Begin

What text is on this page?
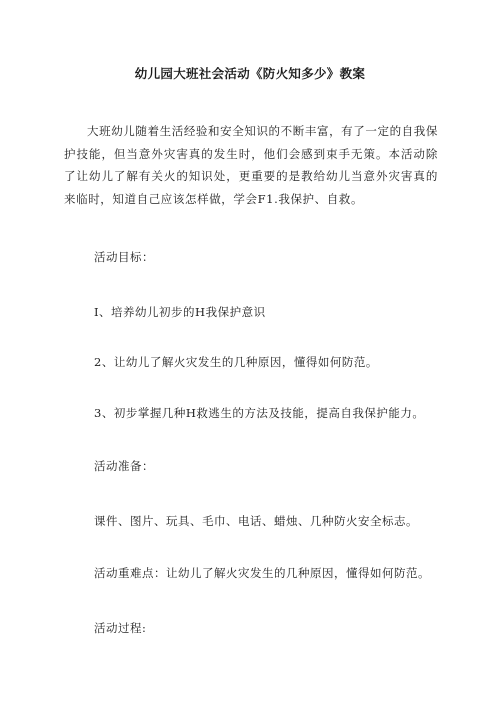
幼儿园大班社会活动《防火知多少》教案
大班幼儿随着生活经验和安全知识的不断丰富，有了一定的自我保护技能，但当意外灾害真的发生时，他们会感到束手无策。本活动除了让幼儿了解有关火的知识处，更重要的是教给幼儿当意外灾害真的来临时，知道自己应该怎样做，学会F1.我保护、自救。
活动目标：
I、培养幼儿初步的H我保护意识
2、让幼儿了解火灾发生的几种原因，懂得如何防范。
3、初步掌握几种H救逃生的方法及技能，提高自我保护能力。
活动准备：
课件、图片、玩具、毛巾、电话、蜡烛、几种防火安全标志。
活动重难点：让幼儿了解火灾发生的几种原因，懂得如何防范。
活动过程:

End

#### The problem:
Drop the images and quote the entries word for word.

#### Answer to this exercise:
What text is on this page?
幼儿园大班社会活动《防火知多少》教案
大班幼儿随着生活经验和安全知识的不断丰富，有了一定的自我保护技能，但当意外灾害真的发生时，他们会感到束手无策。本活动除了让幼儿了解有关火的知识处，更重要的是教给幼儿当意外灾害真的来临时，知道自己应该怎样做，学会F1.我保护、自救。
活动目标：
I、培养幼儿初步的H我保护意识
2、让幼儿了解火灾发生的几种原因，懂得如何防范。
3、初步掌握几种H救逃生的方法及技能，提高自我保护能力。
活动准备：
课件、图片、玩具、毛巾、电话、蜡烛、几种防火安全标志。
活动重难点：让幼儿了解火灾发生的几种原因，懂得如何防范。
活动过程:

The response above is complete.